Problem to solve -> From the listing below, pull out the lines that hold "Select".

Lines of data:

+ + +

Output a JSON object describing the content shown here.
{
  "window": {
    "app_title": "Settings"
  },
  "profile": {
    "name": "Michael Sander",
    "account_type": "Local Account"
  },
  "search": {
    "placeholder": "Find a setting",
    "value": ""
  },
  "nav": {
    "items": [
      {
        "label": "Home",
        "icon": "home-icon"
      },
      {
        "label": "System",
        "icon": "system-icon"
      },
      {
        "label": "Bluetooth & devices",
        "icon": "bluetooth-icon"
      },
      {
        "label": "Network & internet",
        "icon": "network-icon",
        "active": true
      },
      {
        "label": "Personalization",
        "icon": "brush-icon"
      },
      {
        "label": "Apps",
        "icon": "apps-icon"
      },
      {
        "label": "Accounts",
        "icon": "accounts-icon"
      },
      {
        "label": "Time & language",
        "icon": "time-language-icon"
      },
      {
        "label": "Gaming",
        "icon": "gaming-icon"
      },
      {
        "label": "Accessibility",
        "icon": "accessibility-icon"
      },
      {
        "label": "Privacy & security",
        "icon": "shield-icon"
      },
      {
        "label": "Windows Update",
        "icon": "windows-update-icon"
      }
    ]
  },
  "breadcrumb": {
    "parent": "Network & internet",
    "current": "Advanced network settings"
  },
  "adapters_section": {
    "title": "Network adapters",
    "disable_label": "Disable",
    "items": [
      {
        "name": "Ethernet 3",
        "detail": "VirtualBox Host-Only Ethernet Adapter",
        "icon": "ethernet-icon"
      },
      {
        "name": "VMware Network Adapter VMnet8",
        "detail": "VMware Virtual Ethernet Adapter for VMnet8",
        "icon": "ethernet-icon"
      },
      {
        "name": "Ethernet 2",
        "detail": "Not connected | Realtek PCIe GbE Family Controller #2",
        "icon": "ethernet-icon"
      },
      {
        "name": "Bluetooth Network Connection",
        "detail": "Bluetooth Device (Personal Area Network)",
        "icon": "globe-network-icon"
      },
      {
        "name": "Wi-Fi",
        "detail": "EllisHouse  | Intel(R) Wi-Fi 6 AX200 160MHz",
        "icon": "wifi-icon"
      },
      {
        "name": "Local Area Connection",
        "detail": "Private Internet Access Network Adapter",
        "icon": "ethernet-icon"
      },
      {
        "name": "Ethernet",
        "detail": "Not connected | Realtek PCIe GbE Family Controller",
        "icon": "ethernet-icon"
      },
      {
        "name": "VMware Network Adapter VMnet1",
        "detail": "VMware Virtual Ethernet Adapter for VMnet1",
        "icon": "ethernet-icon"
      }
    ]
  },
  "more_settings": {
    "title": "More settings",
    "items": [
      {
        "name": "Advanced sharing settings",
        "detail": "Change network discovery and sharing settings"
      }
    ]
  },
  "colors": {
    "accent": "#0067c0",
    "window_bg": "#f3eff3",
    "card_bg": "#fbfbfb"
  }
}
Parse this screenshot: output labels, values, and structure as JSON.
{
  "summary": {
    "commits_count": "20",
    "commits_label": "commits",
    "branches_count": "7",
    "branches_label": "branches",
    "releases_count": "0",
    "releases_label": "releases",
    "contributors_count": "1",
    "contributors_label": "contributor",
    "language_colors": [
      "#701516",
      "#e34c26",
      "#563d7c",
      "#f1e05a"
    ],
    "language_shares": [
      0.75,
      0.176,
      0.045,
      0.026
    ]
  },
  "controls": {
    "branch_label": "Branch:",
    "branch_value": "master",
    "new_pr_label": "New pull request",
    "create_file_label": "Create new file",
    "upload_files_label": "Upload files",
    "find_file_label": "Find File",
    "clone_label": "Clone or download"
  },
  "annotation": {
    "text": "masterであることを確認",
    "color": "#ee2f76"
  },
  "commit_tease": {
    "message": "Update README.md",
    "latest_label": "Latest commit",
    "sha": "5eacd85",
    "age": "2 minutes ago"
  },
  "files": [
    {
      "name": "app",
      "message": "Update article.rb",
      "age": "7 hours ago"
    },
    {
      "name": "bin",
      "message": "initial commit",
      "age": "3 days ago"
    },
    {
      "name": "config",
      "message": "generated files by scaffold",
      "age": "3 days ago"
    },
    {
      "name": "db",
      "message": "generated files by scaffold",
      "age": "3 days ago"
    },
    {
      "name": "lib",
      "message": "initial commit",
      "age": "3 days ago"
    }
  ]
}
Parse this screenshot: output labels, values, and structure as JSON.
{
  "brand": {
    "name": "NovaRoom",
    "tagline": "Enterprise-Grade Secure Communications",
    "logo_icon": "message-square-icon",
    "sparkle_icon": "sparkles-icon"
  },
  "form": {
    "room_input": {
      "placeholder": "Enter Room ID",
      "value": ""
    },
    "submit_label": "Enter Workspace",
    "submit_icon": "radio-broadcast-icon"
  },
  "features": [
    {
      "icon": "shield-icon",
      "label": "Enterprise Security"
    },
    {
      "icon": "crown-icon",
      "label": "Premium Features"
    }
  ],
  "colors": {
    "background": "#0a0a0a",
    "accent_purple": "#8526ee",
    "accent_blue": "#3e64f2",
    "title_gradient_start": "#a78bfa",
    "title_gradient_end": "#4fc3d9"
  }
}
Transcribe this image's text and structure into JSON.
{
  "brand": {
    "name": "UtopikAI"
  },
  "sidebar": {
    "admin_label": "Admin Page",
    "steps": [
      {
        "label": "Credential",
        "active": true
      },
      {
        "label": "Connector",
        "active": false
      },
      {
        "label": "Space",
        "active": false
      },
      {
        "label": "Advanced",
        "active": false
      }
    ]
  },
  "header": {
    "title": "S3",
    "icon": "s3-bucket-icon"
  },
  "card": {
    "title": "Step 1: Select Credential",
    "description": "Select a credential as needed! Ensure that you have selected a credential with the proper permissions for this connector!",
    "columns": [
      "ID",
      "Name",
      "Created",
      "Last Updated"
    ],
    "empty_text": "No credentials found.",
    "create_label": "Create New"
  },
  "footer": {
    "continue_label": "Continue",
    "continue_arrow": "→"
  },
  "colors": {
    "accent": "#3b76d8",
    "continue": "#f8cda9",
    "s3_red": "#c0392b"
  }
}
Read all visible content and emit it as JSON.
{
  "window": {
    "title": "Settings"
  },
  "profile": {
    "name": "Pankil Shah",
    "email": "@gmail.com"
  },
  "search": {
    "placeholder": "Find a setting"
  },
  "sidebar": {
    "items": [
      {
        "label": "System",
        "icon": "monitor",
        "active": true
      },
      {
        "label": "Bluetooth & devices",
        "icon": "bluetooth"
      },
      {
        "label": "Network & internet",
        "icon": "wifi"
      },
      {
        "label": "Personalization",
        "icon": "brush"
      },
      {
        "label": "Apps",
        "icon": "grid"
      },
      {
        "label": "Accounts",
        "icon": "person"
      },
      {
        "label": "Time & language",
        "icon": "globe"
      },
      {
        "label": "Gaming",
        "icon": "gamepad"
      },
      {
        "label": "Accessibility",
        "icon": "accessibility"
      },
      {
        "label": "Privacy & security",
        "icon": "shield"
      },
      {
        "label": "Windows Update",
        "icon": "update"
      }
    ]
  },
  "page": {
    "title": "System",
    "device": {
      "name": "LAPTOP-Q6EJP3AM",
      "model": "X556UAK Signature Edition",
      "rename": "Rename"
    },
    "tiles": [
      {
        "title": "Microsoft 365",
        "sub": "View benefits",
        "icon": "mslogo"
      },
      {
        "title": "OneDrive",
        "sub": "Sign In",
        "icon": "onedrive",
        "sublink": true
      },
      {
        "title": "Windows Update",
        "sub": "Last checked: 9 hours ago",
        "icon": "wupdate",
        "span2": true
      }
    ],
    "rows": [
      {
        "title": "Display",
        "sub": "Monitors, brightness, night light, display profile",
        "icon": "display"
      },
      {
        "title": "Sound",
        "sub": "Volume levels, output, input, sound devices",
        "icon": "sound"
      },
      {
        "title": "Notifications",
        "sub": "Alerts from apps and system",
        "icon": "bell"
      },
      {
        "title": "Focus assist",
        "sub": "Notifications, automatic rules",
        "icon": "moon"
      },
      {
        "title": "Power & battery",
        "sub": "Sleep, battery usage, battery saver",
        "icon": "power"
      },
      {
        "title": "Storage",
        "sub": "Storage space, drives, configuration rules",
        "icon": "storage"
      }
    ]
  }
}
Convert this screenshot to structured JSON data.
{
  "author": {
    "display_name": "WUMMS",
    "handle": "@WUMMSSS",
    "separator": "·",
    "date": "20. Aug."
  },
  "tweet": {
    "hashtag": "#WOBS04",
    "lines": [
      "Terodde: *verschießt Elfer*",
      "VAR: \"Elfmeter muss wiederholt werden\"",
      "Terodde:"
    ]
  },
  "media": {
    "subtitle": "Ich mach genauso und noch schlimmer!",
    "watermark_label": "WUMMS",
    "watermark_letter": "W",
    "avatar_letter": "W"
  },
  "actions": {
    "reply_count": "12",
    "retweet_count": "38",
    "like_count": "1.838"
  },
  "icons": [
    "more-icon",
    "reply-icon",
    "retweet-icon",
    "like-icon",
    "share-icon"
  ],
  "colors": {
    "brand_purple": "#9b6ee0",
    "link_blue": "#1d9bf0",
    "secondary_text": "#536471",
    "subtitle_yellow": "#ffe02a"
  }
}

+ + +

Response to this exercise ->
    "title": "Step 1: Select Credential",
    "description": "Select a credential as needed! Ensure that you have selected a credential with the proper permissions for this connector!",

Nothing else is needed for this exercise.